Task statement: Answer with the number of lines in the listing below that contain the word "Chemistry", and nothing else.

Material provided:
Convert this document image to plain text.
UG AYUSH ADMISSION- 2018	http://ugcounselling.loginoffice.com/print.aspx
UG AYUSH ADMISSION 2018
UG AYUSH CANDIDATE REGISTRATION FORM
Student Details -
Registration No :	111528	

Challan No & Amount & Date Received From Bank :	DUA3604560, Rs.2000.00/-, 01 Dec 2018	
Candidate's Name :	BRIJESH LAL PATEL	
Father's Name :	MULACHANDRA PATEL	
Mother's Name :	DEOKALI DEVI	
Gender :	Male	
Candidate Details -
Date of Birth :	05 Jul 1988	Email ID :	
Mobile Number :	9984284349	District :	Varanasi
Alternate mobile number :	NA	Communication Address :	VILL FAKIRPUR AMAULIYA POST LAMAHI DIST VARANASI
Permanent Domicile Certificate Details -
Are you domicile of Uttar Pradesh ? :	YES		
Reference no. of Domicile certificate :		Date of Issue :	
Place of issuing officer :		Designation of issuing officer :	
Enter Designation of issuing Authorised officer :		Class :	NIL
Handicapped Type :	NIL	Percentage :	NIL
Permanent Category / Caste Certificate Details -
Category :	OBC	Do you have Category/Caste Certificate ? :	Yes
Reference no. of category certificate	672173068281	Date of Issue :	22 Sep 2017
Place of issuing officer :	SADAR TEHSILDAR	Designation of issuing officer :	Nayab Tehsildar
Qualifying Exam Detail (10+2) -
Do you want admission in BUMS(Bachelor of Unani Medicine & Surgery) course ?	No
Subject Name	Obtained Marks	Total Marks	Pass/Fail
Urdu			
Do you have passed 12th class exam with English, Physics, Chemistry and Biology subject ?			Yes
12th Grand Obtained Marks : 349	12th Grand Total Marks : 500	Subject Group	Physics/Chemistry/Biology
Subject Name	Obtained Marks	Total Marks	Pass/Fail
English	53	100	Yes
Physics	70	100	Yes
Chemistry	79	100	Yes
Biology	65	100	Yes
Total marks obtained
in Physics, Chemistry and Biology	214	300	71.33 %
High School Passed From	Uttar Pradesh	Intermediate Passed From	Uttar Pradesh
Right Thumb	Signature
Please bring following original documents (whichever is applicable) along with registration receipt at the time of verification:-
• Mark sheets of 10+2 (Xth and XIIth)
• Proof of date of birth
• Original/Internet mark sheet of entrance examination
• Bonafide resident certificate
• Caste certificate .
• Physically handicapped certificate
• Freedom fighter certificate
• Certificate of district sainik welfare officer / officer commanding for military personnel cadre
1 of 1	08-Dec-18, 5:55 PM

Final answer: 4